Please quote every line word for word.

* Data for the task
·····

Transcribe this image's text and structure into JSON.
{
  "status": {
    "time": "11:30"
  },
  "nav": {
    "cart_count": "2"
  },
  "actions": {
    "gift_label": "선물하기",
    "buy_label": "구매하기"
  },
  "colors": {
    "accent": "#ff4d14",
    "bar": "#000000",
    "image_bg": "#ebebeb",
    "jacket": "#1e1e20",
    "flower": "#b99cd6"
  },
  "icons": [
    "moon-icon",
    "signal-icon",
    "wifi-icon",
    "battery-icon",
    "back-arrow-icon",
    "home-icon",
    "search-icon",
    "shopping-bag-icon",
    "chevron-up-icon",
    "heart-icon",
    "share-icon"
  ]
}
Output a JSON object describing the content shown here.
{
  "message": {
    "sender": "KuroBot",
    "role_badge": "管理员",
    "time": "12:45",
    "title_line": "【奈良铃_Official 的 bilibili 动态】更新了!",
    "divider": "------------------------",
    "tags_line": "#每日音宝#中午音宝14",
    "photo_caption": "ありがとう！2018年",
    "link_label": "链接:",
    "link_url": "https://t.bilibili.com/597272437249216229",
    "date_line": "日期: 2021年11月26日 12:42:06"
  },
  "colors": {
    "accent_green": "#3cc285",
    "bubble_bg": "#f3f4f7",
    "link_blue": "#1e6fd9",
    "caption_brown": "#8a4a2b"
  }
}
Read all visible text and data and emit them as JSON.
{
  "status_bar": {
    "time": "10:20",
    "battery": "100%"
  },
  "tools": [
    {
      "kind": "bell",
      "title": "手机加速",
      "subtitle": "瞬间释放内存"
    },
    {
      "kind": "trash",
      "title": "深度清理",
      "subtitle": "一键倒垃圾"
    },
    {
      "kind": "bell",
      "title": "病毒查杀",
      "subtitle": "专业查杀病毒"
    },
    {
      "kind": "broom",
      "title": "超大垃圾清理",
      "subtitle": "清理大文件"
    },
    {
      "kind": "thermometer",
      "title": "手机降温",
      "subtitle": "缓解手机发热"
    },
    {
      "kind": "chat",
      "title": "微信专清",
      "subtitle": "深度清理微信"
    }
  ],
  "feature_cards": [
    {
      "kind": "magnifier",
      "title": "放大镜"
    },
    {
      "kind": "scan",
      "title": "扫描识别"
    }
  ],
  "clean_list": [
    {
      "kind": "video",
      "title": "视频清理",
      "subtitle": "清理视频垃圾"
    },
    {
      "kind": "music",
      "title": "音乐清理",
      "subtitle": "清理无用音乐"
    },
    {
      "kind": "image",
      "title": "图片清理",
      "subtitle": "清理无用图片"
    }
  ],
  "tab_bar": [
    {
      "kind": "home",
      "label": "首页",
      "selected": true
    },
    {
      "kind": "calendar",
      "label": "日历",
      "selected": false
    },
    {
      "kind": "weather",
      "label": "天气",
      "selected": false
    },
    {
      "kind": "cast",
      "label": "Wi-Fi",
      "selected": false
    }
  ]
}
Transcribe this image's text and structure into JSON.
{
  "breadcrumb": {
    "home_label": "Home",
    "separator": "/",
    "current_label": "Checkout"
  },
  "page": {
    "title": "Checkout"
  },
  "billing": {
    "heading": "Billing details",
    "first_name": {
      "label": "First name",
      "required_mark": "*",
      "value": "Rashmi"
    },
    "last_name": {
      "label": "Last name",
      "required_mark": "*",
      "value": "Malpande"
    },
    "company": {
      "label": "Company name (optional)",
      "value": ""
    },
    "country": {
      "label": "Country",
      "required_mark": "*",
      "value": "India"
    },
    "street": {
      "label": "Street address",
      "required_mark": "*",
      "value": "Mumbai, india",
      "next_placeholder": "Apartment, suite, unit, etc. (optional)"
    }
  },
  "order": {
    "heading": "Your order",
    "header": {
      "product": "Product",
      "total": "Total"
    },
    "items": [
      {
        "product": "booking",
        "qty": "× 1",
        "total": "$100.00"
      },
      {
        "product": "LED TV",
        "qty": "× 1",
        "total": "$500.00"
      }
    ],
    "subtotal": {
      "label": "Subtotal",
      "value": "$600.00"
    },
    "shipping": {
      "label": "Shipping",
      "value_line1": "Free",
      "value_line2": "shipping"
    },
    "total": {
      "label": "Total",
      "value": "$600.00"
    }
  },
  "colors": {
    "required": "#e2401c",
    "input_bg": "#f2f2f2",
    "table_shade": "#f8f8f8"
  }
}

·····

* Answer
Transcribe this image's text and structure into JSON.
{
  "status": {
    "time": "11:30"
  },
  "nav": {
    "cart_count": "2"
  },
  "actions": {
    "gift_label": "선물하기",
    "buy_label": "구매하기"
  },
  "colors": {
    "accent": "#ff4d14",
    "bar": "#000000",
    "image_bg": "#ebebeb",
    "jacket": "#1e1e20",
    "flower": "#b99cd6"
  },
  "icons": [
    "moon-icon",
    "signal-icon",
    "wifi-icon",
    "battery-icon",
    "back-arrow-icon",
    "home-icon",
    "search-icon",
    "shopping-bag-icon",
    "chevron-up-icon",
    "heart-icon",
    "share-icon"
  ]
}
Output a JSON object describing the content shown here.
{
  "message": {
    "sender": "KuroBot",
    "role_badge": "管理员",
    "time": "12:45",
    "title_line": "【奈良铃_Official 的 bilibili 动态】更新了!",
    "divider": "------------------------",
    "tags_line": "#每日音宝#中午音宝14",
    "photo_caption": "ありがとう！2018年",
    "link_label": "链接:",
    "link_url": "https://t.bilibili.com/597272437249216229",
    "date_line": "日期: 2021年11月26日 12:42:06"
  },
  "colors": {
    "accent_green": "#3cc285",
    "bubble_bg": "#f3f4f7",
    "link_blue": "#1e6fd9",
    "caption_brown": "#8a4a2b"
  }
}
Read all visible text and data and emit them as JSON.
{
  "status_bar": {
    "time": "10:20",
    "battery": "100%"
  },
  "tools": [
    {
      "kind": "bell",
      "title": "手机加速",
      "subtitle": "瞬间释放内存"
    },
    {
      "kind": "trash",
      "title": "深度清理",
      "subtitle": "一键倒垃圾"
    },
    {
      "kind": "bell",
      "title": "病毒查杀",
      "subtitle": "专业查杀病毒"
    },
    {
      "kind": "broom",
      "title": "超大垃圾清理",
      "subtitle": "清理大文件"
    },
    {
      "kind": "thermometer",
      "title": "手机降温",
      "subtitle": "缓解手机发热"
    },
    {
      "kind": "chat",
      "title": "微信专清",
      "subtitle": "深度清理微信"
    }
  ],
  "feature_cards": [
    {
      "kind": "magnifier",
      "title": "放大镜"
    },
    {
      "kind": "scan",
      "title": "扫描识别"
    }
  ],
  "clean_list": [
    {
      "kind": "video",
      "title": "视频清理",
      "subtitle": "清理视频垃圾"
    },
    {
      "kind": "music",
      "title": "音乐清理",
      "subtitle": "清理无用音乐"
    },
    {
      "kind": "image",
      "title": "图片清理",
      "subtitle": "清理无用图片"
    }
  ],
  "tab_bar": [
    {
      "kind": "home",
      "label": "首页",
      "selected": true
    },
    {
      "kind": "calendar",
      "label": "日历",
      "selected": false
    },
    {
      "kind": "weather",
      "label": "天气",
      "selected": false
    },
    {
      "kind": "cast",
      "label": "Wi-Fi",
      "selected": false
    }
  ]
}
Transcribe this image's text and structure into JSON.
{
  "breadcrumb": {
    "home_label": "Home",
    "separator": "/",
    "current_label": "Checkout"
  },
  "page": {
    "title": "Checkout"
  },
  "billing": {
    "heading": "Billing details",
    "first_name": {
      "label": "First name",
      "required_mark": "*",
      "value": "Rashmi"
    },
    "last_name": {
      "label": "Last name",
      "required_mark": "*",
      "value": "Malpande"
    },
    "company": {
      "label": "Company name (optional)",
      "value": ""
    },
    "country": {
      "label": "Country",
      "required_mark": "*",
      "value": "India"
    },
    "street": {
      "label": "Street address",
      "required_mark": "*",
      "value": "Mumbai, india",
      "next_placeholder": "Apartment, suite, unit, etc. (optional)"
    }
  },
  "order": {
    "heading": "Your order",
    "header": {
      "product": "Product",
      "total": "Total"
    },
    "items": [
      {
        "product": "booking",
        "qty": "× 1",
        "total": "$100.00"
      },
      {
        "product": "LED TV",
        "qty": "× 1",
        "total": "$500.00"
      }
    ],
    "subtotal": {
      "label": "Subtotal",
      "value": "$600.00"
    },
    "shipping": {
      "label": "Shipping",
      "value_line1": "Free",
      "value_line2": "shipping"
    },
    "total": {
      "label": "Total",
      "value": "$600.00"
    }
  },
  "colors": {
    "required": "#e2401c",
    "input_bg": "#f2f2f2",
    "table_shade": "#f8f8f8"
  }
}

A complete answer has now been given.